TASK DESCRIPTION
Provide the records once more, identical to the original.

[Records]
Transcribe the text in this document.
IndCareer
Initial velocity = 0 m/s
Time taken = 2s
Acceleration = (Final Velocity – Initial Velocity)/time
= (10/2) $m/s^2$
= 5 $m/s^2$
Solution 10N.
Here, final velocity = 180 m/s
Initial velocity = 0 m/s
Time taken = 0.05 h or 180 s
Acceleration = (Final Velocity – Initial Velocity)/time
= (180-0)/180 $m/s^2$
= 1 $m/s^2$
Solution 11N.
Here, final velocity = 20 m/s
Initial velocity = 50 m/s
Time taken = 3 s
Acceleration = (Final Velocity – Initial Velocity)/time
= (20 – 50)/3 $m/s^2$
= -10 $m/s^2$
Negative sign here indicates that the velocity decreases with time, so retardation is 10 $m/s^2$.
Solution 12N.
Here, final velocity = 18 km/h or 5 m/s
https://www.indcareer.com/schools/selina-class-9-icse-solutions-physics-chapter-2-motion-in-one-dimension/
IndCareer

RESULT
Transcribe the text in this document.
IndCareer
Initial velocity = 0 m/s
Time taken = 2s
Acceleration = (Final Velocity – Initial Velocity)/time
= (10/2) $m/s^2$
= 5 $m/s^2$
Solution 10N.
Here, final velocity = 180 m/s
Initial velocity = 0 m/s
Time taken = 0.05 h or 180 s
Acceleration = (Final Velocity – Initial Velocity)/time
= (180-0)/180 $m/s^2$
= 1 $m/s^2$
Solution 11N.
Here, final velocity = 20 m/s
Initial velocity = 50 m/s
Time taken = 3 s
Acceleration = (Final Velocity – Initial Velocity)/time
= (20 – 50)/3 $m/s^2$
= -10 $m/s^2$
Negative sign here indicates that the velocity decreases with time, so retardation is 10 $m/s^2$.
Solution 12N.
Here, final velocity = 18 km/h or 5 m/s
https://www.indcareer.com/schools/selina-class-9-icse-solutions-physics-chapter-2-motion-in-one-dimension/
IndCareer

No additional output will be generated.